From the listing below, return every line with the string "ylabel" in it.

↓↓↓

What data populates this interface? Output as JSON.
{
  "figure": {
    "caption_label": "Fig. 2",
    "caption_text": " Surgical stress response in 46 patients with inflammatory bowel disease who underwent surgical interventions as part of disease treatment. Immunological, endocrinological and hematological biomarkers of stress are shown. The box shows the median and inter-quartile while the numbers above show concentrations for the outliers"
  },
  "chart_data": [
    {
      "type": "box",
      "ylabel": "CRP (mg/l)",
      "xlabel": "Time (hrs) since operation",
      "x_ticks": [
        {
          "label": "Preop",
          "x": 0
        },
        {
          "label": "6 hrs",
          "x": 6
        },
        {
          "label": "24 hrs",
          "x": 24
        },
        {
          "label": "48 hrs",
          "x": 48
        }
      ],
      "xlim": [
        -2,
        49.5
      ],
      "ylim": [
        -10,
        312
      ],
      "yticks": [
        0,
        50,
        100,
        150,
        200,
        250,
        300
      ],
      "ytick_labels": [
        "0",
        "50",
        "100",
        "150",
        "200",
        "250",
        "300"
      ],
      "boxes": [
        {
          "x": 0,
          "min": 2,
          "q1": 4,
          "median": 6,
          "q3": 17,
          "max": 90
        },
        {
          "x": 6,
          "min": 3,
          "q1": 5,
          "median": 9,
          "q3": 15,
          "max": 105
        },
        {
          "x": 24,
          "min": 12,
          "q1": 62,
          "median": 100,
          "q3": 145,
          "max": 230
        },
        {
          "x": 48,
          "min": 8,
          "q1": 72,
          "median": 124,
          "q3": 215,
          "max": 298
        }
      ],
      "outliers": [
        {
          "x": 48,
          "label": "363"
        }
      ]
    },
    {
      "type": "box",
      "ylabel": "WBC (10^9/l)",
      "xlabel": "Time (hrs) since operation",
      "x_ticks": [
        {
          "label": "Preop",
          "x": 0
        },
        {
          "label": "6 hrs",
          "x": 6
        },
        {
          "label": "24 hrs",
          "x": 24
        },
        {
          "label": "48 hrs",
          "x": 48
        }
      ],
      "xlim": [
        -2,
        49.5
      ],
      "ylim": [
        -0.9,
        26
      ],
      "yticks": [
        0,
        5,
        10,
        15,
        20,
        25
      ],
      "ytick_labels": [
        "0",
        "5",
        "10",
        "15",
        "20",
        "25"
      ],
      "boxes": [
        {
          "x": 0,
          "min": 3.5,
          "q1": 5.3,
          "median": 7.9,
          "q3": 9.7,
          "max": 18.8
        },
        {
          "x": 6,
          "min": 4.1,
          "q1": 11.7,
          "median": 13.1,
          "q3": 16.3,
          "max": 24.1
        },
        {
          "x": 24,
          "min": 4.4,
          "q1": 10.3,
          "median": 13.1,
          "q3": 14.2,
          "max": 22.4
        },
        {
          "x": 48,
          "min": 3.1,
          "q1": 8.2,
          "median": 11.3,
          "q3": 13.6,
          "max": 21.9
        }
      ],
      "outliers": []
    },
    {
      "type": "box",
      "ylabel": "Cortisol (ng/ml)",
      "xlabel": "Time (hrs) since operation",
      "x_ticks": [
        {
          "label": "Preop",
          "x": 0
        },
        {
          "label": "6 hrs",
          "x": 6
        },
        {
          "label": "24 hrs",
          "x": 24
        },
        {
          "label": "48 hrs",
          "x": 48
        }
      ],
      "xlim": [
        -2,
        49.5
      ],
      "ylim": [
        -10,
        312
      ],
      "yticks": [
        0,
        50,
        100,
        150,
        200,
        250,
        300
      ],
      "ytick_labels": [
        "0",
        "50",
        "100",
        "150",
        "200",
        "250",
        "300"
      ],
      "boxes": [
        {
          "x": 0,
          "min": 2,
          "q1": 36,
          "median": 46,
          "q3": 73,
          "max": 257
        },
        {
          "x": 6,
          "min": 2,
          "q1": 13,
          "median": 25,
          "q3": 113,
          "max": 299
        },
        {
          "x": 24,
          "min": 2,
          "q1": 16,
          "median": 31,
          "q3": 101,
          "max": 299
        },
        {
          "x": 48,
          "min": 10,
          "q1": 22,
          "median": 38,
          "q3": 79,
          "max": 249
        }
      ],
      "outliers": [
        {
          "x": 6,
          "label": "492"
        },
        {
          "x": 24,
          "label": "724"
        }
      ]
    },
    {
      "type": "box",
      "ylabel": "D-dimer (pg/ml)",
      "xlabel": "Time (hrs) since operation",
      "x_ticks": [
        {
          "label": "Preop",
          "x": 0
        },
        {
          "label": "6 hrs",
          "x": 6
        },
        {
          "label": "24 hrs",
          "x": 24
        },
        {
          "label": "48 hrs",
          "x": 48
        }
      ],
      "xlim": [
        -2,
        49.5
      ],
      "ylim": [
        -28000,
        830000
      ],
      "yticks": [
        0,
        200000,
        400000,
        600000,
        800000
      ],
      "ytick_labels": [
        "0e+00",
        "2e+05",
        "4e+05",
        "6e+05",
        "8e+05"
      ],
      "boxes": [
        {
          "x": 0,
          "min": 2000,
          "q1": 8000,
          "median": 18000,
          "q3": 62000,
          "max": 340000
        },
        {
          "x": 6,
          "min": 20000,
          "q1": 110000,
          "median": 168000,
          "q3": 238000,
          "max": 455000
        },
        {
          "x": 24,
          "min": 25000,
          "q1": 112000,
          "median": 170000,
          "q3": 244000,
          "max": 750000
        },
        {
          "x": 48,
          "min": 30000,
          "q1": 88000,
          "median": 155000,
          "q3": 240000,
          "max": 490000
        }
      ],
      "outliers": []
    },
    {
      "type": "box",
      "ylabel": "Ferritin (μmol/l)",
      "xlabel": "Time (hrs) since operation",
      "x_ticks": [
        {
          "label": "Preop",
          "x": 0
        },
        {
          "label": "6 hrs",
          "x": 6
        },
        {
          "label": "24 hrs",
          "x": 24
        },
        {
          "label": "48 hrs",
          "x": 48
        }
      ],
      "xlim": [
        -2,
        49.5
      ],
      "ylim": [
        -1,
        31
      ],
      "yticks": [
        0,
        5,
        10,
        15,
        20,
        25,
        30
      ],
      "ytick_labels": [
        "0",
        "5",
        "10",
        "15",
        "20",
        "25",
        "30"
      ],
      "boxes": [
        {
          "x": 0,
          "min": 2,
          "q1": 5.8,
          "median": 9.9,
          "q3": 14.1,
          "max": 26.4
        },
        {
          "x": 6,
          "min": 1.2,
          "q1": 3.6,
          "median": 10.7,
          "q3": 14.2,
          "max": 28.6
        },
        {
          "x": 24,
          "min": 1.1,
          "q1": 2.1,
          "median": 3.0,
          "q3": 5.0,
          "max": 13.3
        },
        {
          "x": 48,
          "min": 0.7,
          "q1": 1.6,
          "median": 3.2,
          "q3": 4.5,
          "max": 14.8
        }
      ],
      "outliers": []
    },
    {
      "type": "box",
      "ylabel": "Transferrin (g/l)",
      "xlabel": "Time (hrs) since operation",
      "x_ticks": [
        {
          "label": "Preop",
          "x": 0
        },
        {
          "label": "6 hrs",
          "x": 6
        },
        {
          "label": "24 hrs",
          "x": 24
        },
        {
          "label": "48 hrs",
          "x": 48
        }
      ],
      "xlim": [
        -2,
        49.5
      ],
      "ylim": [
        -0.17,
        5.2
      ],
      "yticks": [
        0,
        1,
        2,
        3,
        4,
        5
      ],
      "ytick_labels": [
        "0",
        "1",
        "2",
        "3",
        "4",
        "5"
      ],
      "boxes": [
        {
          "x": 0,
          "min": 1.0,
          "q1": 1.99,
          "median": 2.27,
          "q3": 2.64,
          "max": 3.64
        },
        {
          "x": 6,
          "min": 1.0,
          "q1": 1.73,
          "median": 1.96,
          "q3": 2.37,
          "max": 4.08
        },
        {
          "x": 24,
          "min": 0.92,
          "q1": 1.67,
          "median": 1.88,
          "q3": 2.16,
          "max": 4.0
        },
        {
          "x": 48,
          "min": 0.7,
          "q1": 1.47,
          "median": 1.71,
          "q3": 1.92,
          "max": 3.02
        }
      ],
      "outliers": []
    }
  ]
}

↑↑↑

Finished exercise:
      "ylabel": "CRP (mg/l)",
      "ylabel": "WBC (10^9/l)",
      "ylabel": "Cortisol (ng/ml)",
      "ylabel": "D-dimer (pg/ml)",
      "ylabel": "Ferritin (μmol/l)",
      "ylabel": "Transferrin (g/l)",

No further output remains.